[TASK DETAILS]
Reproduce the records below exactly, leaving out any pictures.

[DATA FOR THIS TASK]
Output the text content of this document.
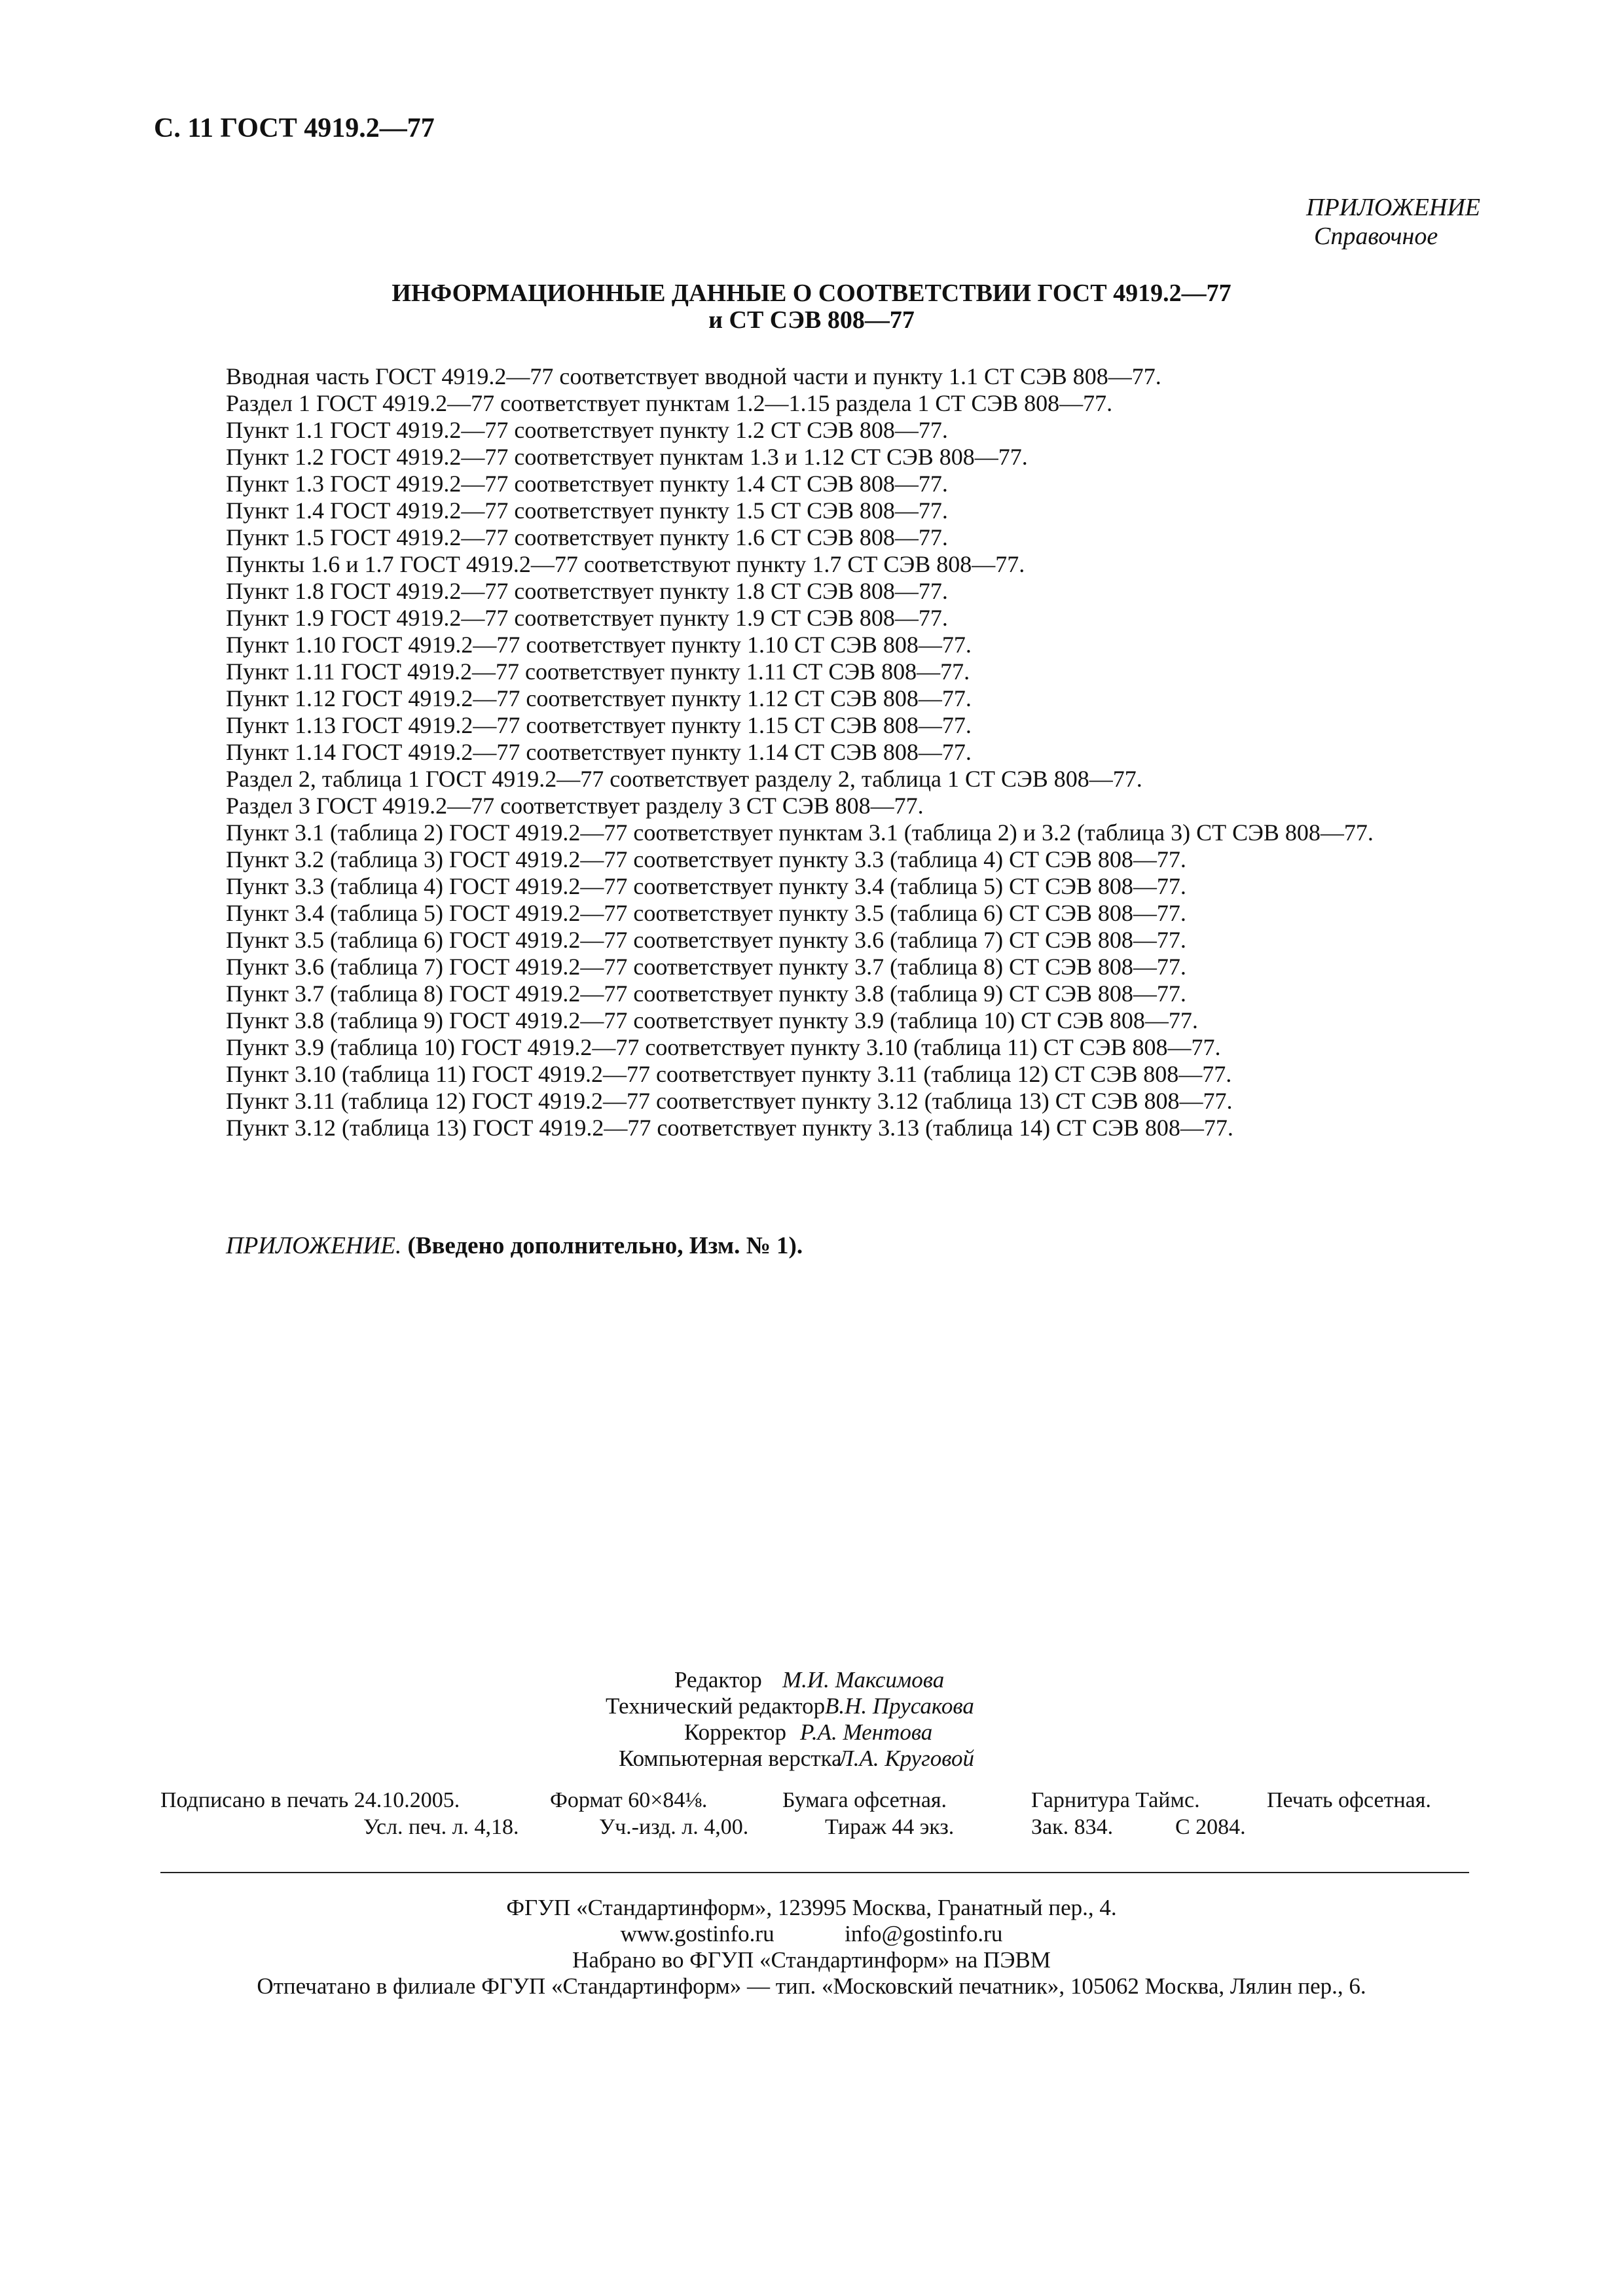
С. 11 ГОСТ 4919.2—77
ПРИЛОЖЕНИЕ

Справочное
ИНФОРМАЦИОННЫЕ ДАННЫЕ О СООТВЕТСТВИИ ГОСТ 4919.2—77
и СТ СЭВ 808—77

Вводная часть ГОСТ 4919.2—77 соответствует вводной части и пункту 1.1 СТ СЭВ 808—77.

Раздел 1 ГОСТ 4919.2—77 соответствует пунктам 1.2—1.15 раздела 1 СТ СЭВ 808—77.

Пункт 1.1 ГОСТ 4919.2—77 соответствует пункту 1.2 СТ СЭВ 808—77.

Пункт 1.2 ГОСТ 4919.2—77 соответствует пунктам 1.3 и 1.12 СТ СЭВ 808—77.

Пункт 1.3 ГОСТ 4919.2—77 соответствует пункту 1.4 СТ СЭВ 808—77.

Пункт 1.4 ГОСТ 4919.2—77 соответствует пункту 1.5 СТ СЭВ 808—77.

Пункт 1.5 ГОСТ 4919.2—77 соответствует пункту 1.6 СТ СЭВ 808—77.

Пункты 1.6 и 1.7 ГОСТ 4919.2—77 соответствуют пункту 1.7 СТ СЭВ 808—77.

Пункт 1.8 ГОСТ 4919.2—77 соответствует пункту 1.8 СТ СЭВ 808—77.

Пункт 1.9 ГОСТ 4919.2—77 соответствует пункту 1.9 СТ СЭВ 808—77.

Пункт 1.10 ГОСТ 4919.2—77 соответствует пункту 1.10 СТ СЭВ 808—77.

Пункт 1.11 ГОСТ 4919.2—77 соответствует пункту 1.11 СТ СЭВ 808—77.

Пункт 1.12 ГОСТ 4919.2—77 соответствует пункту 1.12 СТ СЭВ 808—77.

Пункт 1.13 ГОСТ 4919.2—77 соответствует пункту 1.15 СТ СЭВ 808—77.

Пункт 1.14 ГОСТ 4919.2—77 соответствует пункту 1.14 СТ СЭВ 808—77.

Раздел 2, таблица 1 ГОСТ 4919.2—77 соответствует разделу 2, таблица 1 СТ СЭВ 808—77.

Раздел 3 ГОСТ 4919.2—77 соответствует разделу 3 СТ СЭВ 808—77.

Пункт 3.1 (таблица 2) ГОСТ 4919.2—77 соответствует пунктам 3.1 (таблица 2) и 3.2 (таблица 3) СТ СЭВ 808—77.

Пункт 3.2 (таблица 3) ГОСТ 4919.2—77 соответствует пункту 3.3 (таблица 4) СТ СЭВ 808—77.

Пункт 3.3 (таблица 4) ГОСТ 4919.2—77 соответствует пункту 3.4 (таблица 5) СТ СЭВ 808—77.

Пункт 3.4 (таблица 5) ГОСТ 4919.2—77 соответствует пункту 3.5 (таблица 6) СТ СЭВ 808—77.

Пункт 3.5 (таблица 6) ГОСТ 4919.2—77 соответствует пункту 3.6 (таблица 7) СТ СЭВ 808—77.

Пункт 3.6 (таблица 7) ГОСТ 4919.2—77 соответствует пункту 3.7 (таблица 8) СТ СЭВ 808—77.

Пункт 3.7 (таблица 8) ГОСТ 4919.2—77 соответствует пункту 3.8 (таблица 9) СТ СЭВ 808—77.

Пункт 3.8 (таблица 9) ГОСТ 4919.2—77 соответствует пункту 3.9 (таблица 10) СТ СЭВ 808—77.

Пункт 3.9 (таблица 10) ГОСТ 4919.2—77 соответствует пункту 3.10 (таблица 11) СТ СЭВ 808—77.

Пункт 3.10 (таблица 11) ГОСТ 4919.2—77 соответствует пункту 3.11 (таблица 12) СТ СЭВ 808—77.

Пункт 3.11 (таблица 12) ГОСТ 4919.2—77 соответствует пункту 3.12 (таблица 13) СТ СЭВ 808—77.

Пункт 3.12 (таблица 13) ГОСТ 4919.2—77 соответствует пункту 3.13 (таблица 14) СТ СЭВ 808—77.

ПРИЛОЖЕНИЕ. (Введено дополнительно, Изм. № 1).
Редактор М.И. Максимова
Технический редактор В.Н. Прусакова
Корректор Р.А. Ментова
Компьютерная верстка
Л.А. Круговой
Подписано в печать 24.10.2005.	Формат 60×84⅛.	Бумага офсетная.	Гарнитура Таймс.	Печать офсетная.
Усл. печ. л. 4,18.	Уч.-изд. л. 4,00.	Тираж 44 экз.	Зак. 834.	С 2084.
ФГУП «Стандартинформ», 123995 Москва, Гранатный пер., 4.
www.gostinfo.ru	info@gostinfo.ru
Набрано во ФГУП «Стандартинформ» на ПЭВМ
Отпечатано в филиале ФГУП «Стандартинформ» — тип. «Московский печатник», 105062 Москва, Лялин пер., 6.
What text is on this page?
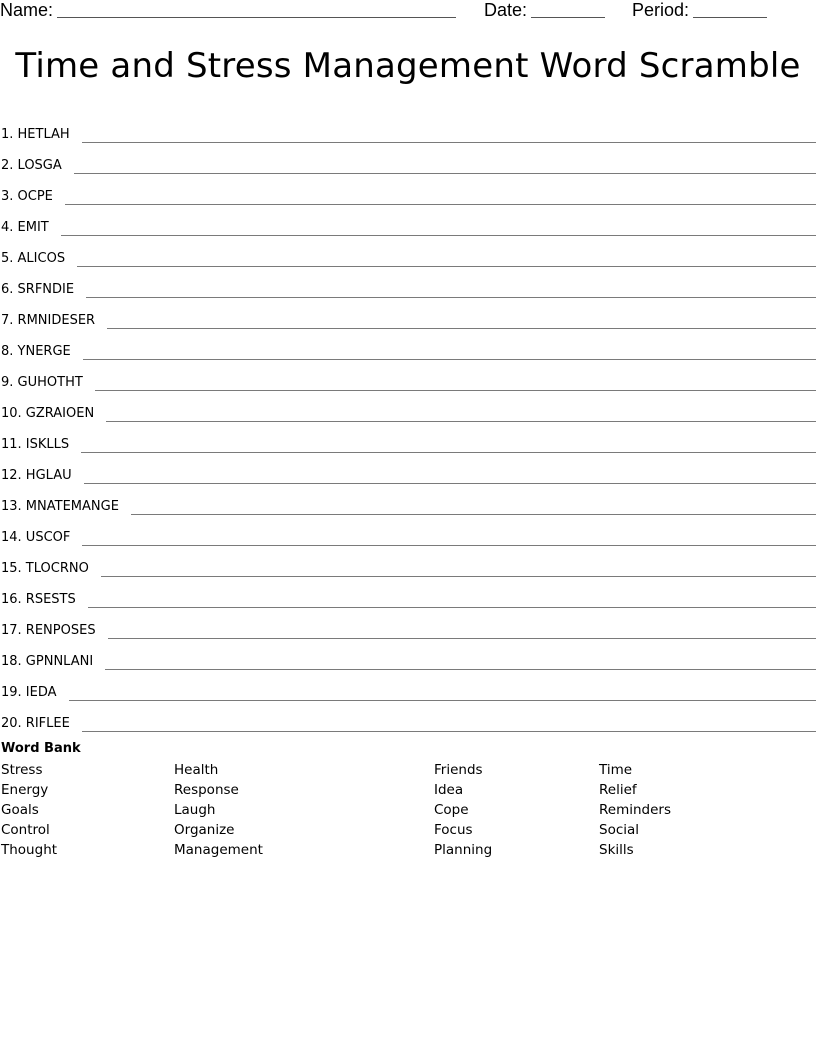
Name:	Date:	Period:
Time and Stress Management Word Scramble
1. HETLAH
2. LOSGA
3. OCPE
4. EMIT
5. ALICOS
6. SRFNDIE
7. RMNIDESER
8. YNERGE
9. GUHOTHT
10. GZRAIOEN
11. ISKLLS
12. HGLAU
13. MNATEMANGE
14. USCOF
15. TLOCRNO
16. RSESTS
17. RENPOSES
18. GPNNLANI
19. IEDA
20. RIFLEE
Word Bank
Stress
Energy
Goals
Control
Thought
Health
Response
Laugh
Organize
Management
Friends
Idea
Cope
Focus
Planning
Time
Relief
Reminders
Social
Skills
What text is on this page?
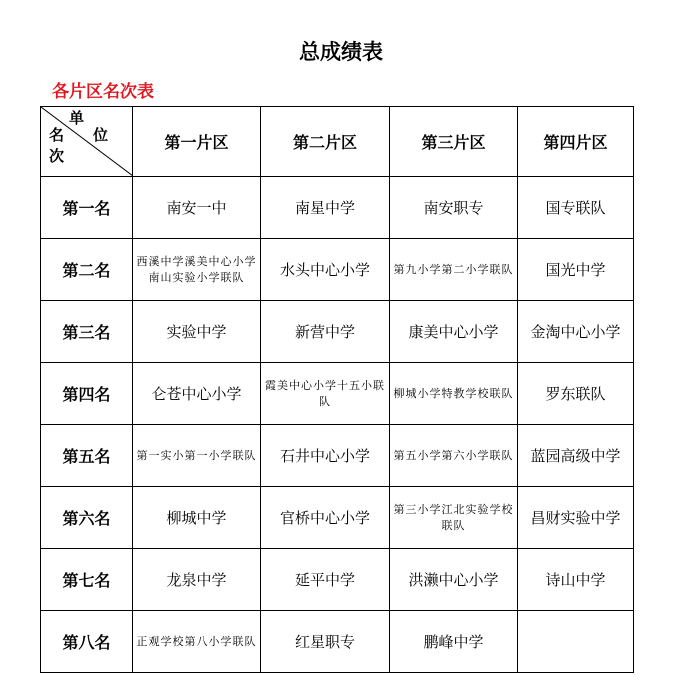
总成绩表
各片区名次表
单
位
名
次	第一片区	第二片区	第三片区	第四片区
第一名	南安一中	南星中学	南安职专	国专联队
第二名	西溪中学溪美中心小学南山实验小学联队	水头中心小学	第九小学第二小学联队	国光中学
第三名	实验中学	新营中学	康美中心小学	金淘中心小学
第四名	仑苍中心小学	霞美中心小学十五小联队	柳城小学特教学校联队	罗东联队
第五名	第一实小第一小学联队	石井中心小学	第五小学第六小学联队	蓝园高级中学
第六名	柳城中学	官桥中心小学	第三小学江北实验学校联队	昌财实验中学
第七名	龙泉中学	延平中学	洪濑中心小学	诗山中学
第八名	正观学校第八小学联队	红星职专	鹏峰中学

[EXPECTED OUTPUT]
Output the text content of this document.
С. 11 ГОСТ 4919.2—77
ПРИЛОЖЕНИЕ

Справочное
ИНФОРМАЦИОННЫЕ ДАННЫЕ О СООТВЕТСТВИИ ГОСТ 4919.2—77
и СТ СЭВ 808—77

Вводная часть ГОСТ 4919.2—77 соответствует вводной части и пункту 1.1 СТ СЭВ 808—77.

Раздел 1 ГОСТ 4919.2—77 соответствует пунктам 1.2—1.15 раздела 1 СТ СЭВ 808—77.

Пункт 1.1 ГОСТ 4919.2—77 соответствует пункту 1.2 СТ СЭВ 808—77.

Пункт 1.2 ГОСТ 4919.2—77 соответствует пунктам 1.3 и 1.12 СТ СЭВ 808—77.

Пункт 1.3 ГОСТ 4919.2—77 соответствует пункту 1.4 СТ СЭВ 808—77.

Пункт 1.4 ГОСТ 4919.2—77 соответствует пункту 1.5 СТ СЭВ 808—77.

Пункт 1.5 ГОСТ 4919.2—77 соответствует пункту 1.6 СТ СЭВ 808—77.

Пункты 1.6 и 1.7 ГОСТ 4919.2—77 соответствуют пункту 1.7 СТ СЭВ 808—77.

Пункт 1.8 ГОСТ 4919.2—77 соответствует пункту 1.8 СТ СЭВ 808—77.

Пункт 1.9 ГОСТ 4919.2—77 соответствует пункту 1.9 СТ СЭВ 808—77.

Пункт 1.10 ГОСТ 4919.2—77 соответствует пункту 1.10 СТ СЭВ 808—77.

Пункт 1.11 ГОСТ 4919.2—77 соответствует пункту 1.11 СТ СЭВ 808—77.

Пункт 1.12 ГОСТ 4919.2—77 соответствует пункту 1.12 СТ СЭВ 808—77.

Пункт 1.13 ГОСТ 4919.2—77 соответствует пункту 1.15 СТ СЭВ 808—77.

Пункт 1.14 ГОСТ 4919.2—77 соответствует пункту 1.14 СТ СЭВ 808—77.

Раздел 2, таблица 1 ГОСТ 4919.2—77 соответствует разделу 2, таблица 1 СТ СЭВ 808—77.

Раздел 3 ГОСТ 4919.2—77 соответствует разделу 3 СТ СЭВ 808—77.

Пункт 3.1 (таблица 2) ГОСТ 4919.2—77 соответствует пунктам 3.1 (таблица 2) и 3.2 (таблица 3) СТ СЭВ 808—77.

Пункт 3.2 (таблица 3) ГОСТ 4919.2—77 соответствует пункту 3.3 (таблица 4) СТ СЭВ 808—77.

Пункт 3.3 (таблица 4) ГОСТ 4919.2—77 соответствует пункту 3.4 (таблица 5) СТ СЭВ 808—77.

Пункт 3.4 (таблица 5) ГОСТ 4919.2—77 соответствует пункту 3.5 (таблица 6) СТ СЭВ 808—77.

Пункт 3.5 (таблица 6) ГОСТ 4919.2—77 соответствует пункту 3.6 (таблица 7) СТ СЭВ 808—77.

Пункт 3.6 (таблица 7) ГОСТ 4919.2—77 соответствует пункту 3.7 (таблица 8) СТ СЭВ 808—77.

Пункт 3.7 (таблица 8) ГОСТ 4919.2—77 соответствует пункту 3.8 (таблица 9) СТ СЭВ 808—77.

Пункт 3.8 (таблица 9) ГОСТ 4919.2—77 соответствует пункту 3.9 (таблица 10) СТ СЭВ 808—77.

Пункт 3.9 (таблица 10) ГОСТ 4919.2—77 соответствует пункту 3.10 (таблица 11) СТ СЭВ 808—77.

Пункт 3.10 (таблица 11) ГОСТ 4919.2—77 соответствует пункту 3.11 (таблица 12) СТ СЭВ 808—77.

Пункт 3.11 (таблица 12) ГОСТ 4919.2—77 соответствует пункту 3.12 (таблица 13) СТ СЭВ 808—77.

Пункт 3.12 (таблица 13) ГОСТ 4919.2—77 соответствует пункту 3.13 (таблица 14) СТ СЭВ 808—77.

ПРИЛОЖЕНИЕ. (Введено дополнительно, Изм. № 1).
Редактор М.И. Максимова
Технический редактор В.Н. Прусакова
Корректор Р.А. Ментова
Компьютерная верстка
Л.А. Круговой
Подписано в печать 24.10.2005.	Формат 60×84⅛.	Бумага офсетная.	Гарнитура Таймс.	Печать офсетная.
Усл. печ. л. 4,18.	Уч.-изд. л. 4,00.	Тираж 44 экз.	Зак. 834.	С 2084.
ФГУП «Стандартинформ», 123995 Москва, Гранатный пер., 4.
www.gostinfo.ru	info@gostinfo.ru
Набрано во ФГУП «Стандартинформ» на ПЭВМ
Отпечатано в филиале ФГУП «Стандартинформ» — тип. «Московский печатник», 105062 Москва, Лялин пер., 6.
What text is on this page?
Name:	Date:	Period:
Time and Stress Management Word Scramble
1. HETLAH
2. LOSGA
3. OCPE
4. EMIT
5. ALICOS
6. SRFNDIE
7. RMNIDESER
8. YNERGE
9. GUHOTHT
10. GZRAIOEN
11. ISKLLS
12. HGLAU
13. MNATEMANGE
14. USCOF
15. TLOCRNO
16. RSESTS
17. RENPOSES
18. GPNNLANI
19. IEDA
20. RIFLEE
Word Bank
Stress
Energy
Goals
Control
Thought
Health
Response
Laugh
Organize
Management
Friends
Idea
Cope
Focus
Planning
Time
Relief
Reminders
Social
Skills
What text is on this page?
总成绩表
各片区名次表
单
位
名
次	第一片区	第二片区	第三片区	第四片区
第一名	南安一中	南星中学	南安职专	国专联队
第二名	西溪中学溪美中心小学南山实验小学联队	水头中心小学	第九小学第二小学联队	国光中学
第三名	实验中学	新营中学	康美中心小学	金淘中心小学
第四名	仑苍中心小学	霞美中心小学十五小联队	柳城小学特教学校联队	罗东联队
第五名	第一实小第一小学联队	石井中心小学	第五小学第六小学联队	蓝园高级中学
第六名	柳城中学	官桥中心小学	第三小学江北实验学校联队	昌财实验中学
第七名	龙泉中学	延平中学	洪濑中心小学	诗山中学
第八名	正观学校第八小学联队	红星职专	鹏峰中学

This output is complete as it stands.